• **Task objective**
From the entries below, gather every line containing the string "Edit".

• **Raw records**
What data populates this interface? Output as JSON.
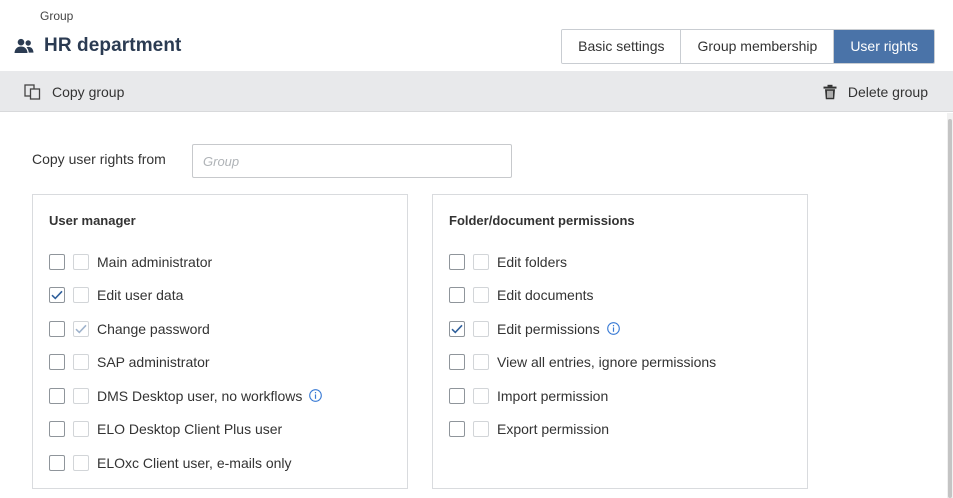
{
  "header": {
    "breadcrumb": "Group",
    "title": "HR department",
    "title_icon": "people-icon"
  },
  "tabs": [
    {
      "label": "Basic settings",
      "active": false
    },
    {
      "label": "Group membership",
      "active": false
    },
    {
      "label": "User rights",
      "active": true
    }
  ],
  "toolbar": {
    "copy_label": "Copy group",
    "copy_icon": "copy-icon",
    "delete_label": "Delete group",
    "delete_icon": "trash-icon"
  },
  "copy_rights": {
    "label": "Copy user rights from",
    "placeholder": "Group",
    "value": ""
  },
  "user_manager": {
    "title": "User manager",
    "items": [
      {
        "label": "Main administrator",
        "checked": false,
        "inherited": false,
        "info": false
      },
      {
        "label": "Edit user data",
        "checked": true,
        "inherited": false,
        "info": false
      },
      {
        "label": "Change password",
        "checked": false,
        "inherited": true,
        "info": false
      },
      {
        "label": "SAP administrator",
        "checked": false,
        "inherited": false,
        "info": false
      },
      {
        "label": "DMS Desktop user, no workflows",
        "checked": false,
        "inherited": false,
        "info": true
      },
      {
        "label": "ELO Desktop Client Plus user",
        "checked": false,
        "inherited": false,
        "info": false
      },
      {
        "label": "ELOxc Client user, e-mails only",
        "checked": false,
        "inherited": false,
        "info": false
      }
    ]
  },
  "folder_permissions": {
    "title": "Folder/document permissions",
    "items": [
      {
        "label": "Edit folders",
        "checked": false,
        "inherited": false,
        "info": false
      },
      {
        "label": "Edit documents",
        "checked": false,
        "inherited": false,
        "info": false
      },
      {
        "label": "Edit permissions",
        "checked": true,
        "inherited": false,
        "info": true
      },
      {
        "label": "View all entries, ignore permissions",
        "checked": false,
        "inherited": false,
        "info": false
      },
      {
        "label": "Import permission",
        "checked": false,
        "inherited": false,
        "info": false
      },
      {
        "label": "Export permission",
        "checked": false,
        "inherited": false,
        "info": false
      }
    ]
  },
  "colors": {
    "accent": "#4a73a8",
    "title": "#2b3b52",
    "check": "#2f5f9b",
    "inherited_check": "#9fb3cc",
    "info": "#3a7bd5",
    "toolbar_bg": "#e8e9eb"
  }
}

• **Exercise result**
        "label": "Edit user data",
        "label": "Edit folders",
        "label": "Edit documents",
        "label": "Edit permissions",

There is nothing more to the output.